## Stated exercise
Copy every line of the material below word for word.

## Data section
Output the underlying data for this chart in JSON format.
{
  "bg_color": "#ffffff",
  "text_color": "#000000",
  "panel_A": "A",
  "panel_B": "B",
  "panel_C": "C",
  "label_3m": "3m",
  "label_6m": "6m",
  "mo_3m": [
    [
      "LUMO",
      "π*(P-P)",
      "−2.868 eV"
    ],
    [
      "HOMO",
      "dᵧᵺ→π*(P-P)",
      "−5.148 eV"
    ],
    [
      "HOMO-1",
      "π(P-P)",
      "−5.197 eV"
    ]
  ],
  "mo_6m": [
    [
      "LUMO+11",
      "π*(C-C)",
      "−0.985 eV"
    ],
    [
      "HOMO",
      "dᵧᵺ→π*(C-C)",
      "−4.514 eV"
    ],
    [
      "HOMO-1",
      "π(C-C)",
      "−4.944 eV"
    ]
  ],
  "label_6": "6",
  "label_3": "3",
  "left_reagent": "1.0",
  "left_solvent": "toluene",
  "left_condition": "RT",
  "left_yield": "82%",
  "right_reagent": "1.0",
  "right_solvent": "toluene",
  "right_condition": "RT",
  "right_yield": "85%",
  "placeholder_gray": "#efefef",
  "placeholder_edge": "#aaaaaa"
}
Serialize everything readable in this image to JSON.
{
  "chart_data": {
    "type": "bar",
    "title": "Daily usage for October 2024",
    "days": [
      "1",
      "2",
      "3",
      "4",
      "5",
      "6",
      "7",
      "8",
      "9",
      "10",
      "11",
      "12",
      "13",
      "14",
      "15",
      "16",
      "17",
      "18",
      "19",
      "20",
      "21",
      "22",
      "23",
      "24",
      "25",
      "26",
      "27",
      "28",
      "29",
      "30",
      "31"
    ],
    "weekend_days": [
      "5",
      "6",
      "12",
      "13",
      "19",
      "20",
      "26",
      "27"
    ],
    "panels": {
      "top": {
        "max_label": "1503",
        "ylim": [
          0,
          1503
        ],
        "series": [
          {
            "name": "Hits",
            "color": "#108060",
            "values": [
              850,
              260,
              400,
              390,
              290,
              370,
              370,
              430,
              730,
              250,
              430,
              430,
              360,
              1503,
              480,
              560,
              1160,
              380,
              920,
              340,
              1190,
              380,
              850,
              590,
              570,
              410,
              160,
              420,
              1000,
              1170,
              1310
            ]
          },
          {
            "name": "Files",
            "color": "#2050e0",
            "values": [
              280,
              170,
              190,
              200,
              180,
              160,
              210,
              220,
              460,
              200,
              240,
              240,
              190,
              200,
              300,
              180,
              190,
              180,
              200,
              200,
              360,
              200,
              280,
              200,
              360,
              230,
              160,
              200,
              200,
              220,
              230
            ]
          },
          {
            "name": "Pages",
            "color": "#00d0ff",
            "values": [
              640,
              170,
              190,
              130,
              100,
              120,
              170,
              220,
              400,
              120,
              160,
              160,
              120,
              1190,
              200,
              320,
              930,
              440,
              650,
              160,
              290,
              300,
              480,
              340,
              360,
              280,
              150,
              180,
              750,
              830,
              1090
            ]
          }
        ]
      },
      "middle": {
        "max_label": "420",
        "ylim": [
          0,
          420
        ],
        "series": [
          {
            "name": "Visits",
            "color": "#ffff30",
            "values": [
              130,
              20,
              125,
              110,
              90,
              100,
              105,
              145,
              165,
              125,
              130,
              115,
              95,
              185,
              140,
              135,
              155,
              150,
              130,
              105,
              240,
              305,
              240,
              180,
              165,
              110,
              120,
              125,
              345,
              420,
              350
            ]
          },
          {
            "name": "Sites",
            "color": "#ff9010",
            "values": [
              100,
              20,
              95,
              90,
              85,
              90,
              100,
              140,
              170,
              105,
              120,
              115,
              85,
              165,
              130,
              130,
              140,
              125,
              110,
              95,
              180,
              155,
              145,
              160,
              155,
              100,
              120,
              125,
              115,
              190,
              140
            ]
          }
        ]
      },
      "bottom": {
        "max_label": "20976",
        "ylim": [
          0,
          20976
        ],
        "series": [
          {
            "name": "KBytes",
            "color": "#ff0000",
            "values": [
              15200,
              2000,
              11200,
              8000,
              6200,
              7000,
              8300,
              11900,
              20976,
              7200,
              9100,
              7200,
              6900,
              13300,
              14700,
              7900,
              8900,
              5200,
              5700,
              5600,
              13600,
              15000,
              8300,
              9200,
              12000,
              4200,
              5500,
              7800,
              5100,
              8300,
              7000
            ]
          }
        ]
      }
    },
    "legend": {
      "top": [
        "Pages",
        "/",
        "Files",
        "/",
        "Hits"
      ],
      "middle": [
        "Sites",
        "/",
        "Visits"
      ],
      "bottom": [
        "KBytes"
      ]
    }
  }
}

## Written response
Output the underlying data for this chart in JSON format.
{
  "bg_color": "#ffffff",
  "text_color": "#000000",
  "panel_A": "A",
  "panel_B": "B",
  "panel_C": "C",
  "label_3m": "3m",
  "label_6m": "6m",
  "mo_3m": [
    [
      "LUMO",
      "π*(P-P)",
      "−2.868 eV"
    ],
    [
      "HOMO",
      "dᵧᵺ→π*(P-P)",
      "−5.148 eV"
    ],
    [
      "HOMO-1",
      "π(P-P)",
      "−5.197 eV"
    ]
  ],
  "mo_6m": [
    [
      "LUMO+11",
      "π*(C-C)",
      "−0.985 eV"
    ],
    [
      "HOMO",
      "dᵧᵺ→π*(C-C)",
      "−4.514 eV"
    ],
    [
      "HOMO-1",
      "π(C-C)",
      "−4.944 eV"
    ]
  ],
  "label_6": "6",
  "label_3": "3",
  "left_reagent": "1.0",
  "left_solvent": "toluene",
  "left_condition": "RT",
  "left_yield": "82%",
  "right_reagent": "1.0",
  "right_solvent": "toluene",
  "right_condition": "RT",
  "right_yield": "85%",
  "placeholder_gray": "#efefef",
  "placeholder_edge": "#aaaaaa"
}
Serialize everything readable in this image to JSON.
{
  "chart_data": {
    "type": "bar",
    "title": "Daily usage for October 2024",
    "days": [
      "1",
      "2",
      "3",
      "4",
      "5",
      "6",
      "7",
      "8",
      "9",
      "10",
      "11",
      "12",
      "13",
      "14",
      "15",
      "16",
      "17",
      "18",
      "19",
      "20",
      "21",
      "22",
      "23",
      "24",
      "25",
      "26",
      "27",
      "28",
      "29",
      "30",
      "31"
    ],
    "weekend_days": [
      "5",
      "6",
      "12",
      "13",
      "19",
      "20",
      "26",
      "27"
    ],
    "panels": {
      "top": {
        "max_label": "1503",
        "ylim": [
          0,
          1503
        ],
        "series": [
          {
            "name": "Hits",
            "color": "#108060",
            "values": [
              850,
              260,
              400,
              390,
              290,
              370,
              370,
              430,
              730,
              250,
              430,
              430,
              360,
              1503,
              480,
              560,
              1160,
              380,
              920,
              340,
              1190,
              380,
              850,
              590,
              570,
              410,
              160,
              420,
              1000,
              1170,
              1310
            ]
          },
          {
            "name": "Files",
            "color": "#2050e0",
            "values": [
              280,
              170,
              190,
              200,
              180,
              160,
              210,
              220,
              460,
              200,
              240,
              240,
              190,
              200,
              300,
              180,
              190,
              180,
              200,
              200,
              360,
              200,
              280,
              200,
              360,
              230,
              160,
              200,
              200,
              220,
              230
            ]
          },
          {
            "name": "Pages",
            "color": "#00d0ff",
            "values": [
              640,
              170,
              190,
              130,
              100,
              120,
              170,
              220,
              400,
              120,
              160,
              160,
              120,
              1190,
              200,
              320,
              930,
              440,
              650,
              160,
              290,
              300,
              480,
              340,
              360,
              280,
              150,
              180,
              750,
              830,
              1090
            ]
          }
        ]
      },
      "middle": {
        "max_label": "420",
        "ylim": [
          0,
          420
        ],
        "series": [
          {
            "name": "Visits",
            "color": "#ffff30",
            "values": [
              130,
              20,
              125,
              110,
              90,
              100,
              105,
              145,
              165,
              125,
              130,
              115,
              95,
              185,
              140,
              135,
              155,
              150,
              130,
              105,
              240,
              305,
              240,
              180,
              165,
              110,
              120,
              125,
              345,
              420,
              350
            ]
          },
          {
            "name": "Sites",
            "color": "#ff9010",
            "values": [
              100,
              20,
              95,
              90,
              85,
              90,
              100,
              140,
              170,
              105,
              120,
              115,
              85,
              165,
              130,
              130,
              140,
              125,
              110,
              95,
              180,
              155,
              145,
              160,
              155,
              100,
              120,
              125,
              115,
              190,
              140
            ]
          }
        ]
      },
      "bottom": {
        "max_label": "20976",
        "ylim": [
          0,
          20976
        ],
        "series": [
          {
            "name": "KBytes",
            "color": "#ff0000",
            "values": [
              15200,
              2000,
              11200,
              8000,
              6200,
              7000,
              8300,
              11900,
              20976,
              7200,
              9100,
              7200,
              6900,
              13300,
              14700,
              7900,
              8900,
              5200,
              5700,
              5600,
              13600,
              15000,
              8300,
              9200,
              12000,
              4200,
              5500,
              7800,
              5100,
              8300,
              7000
            ]
          }
        ]
      }
    },
    "legend": {
      "top": [
        "Pages",
        "/",
        "Files",
        "/",
        "Hits"
      ],
      "middle": [
        "Sites",
        "/",
        "Visits"
      ],
      "bottom": [
        "KBytes"
      ]
    }
  }
}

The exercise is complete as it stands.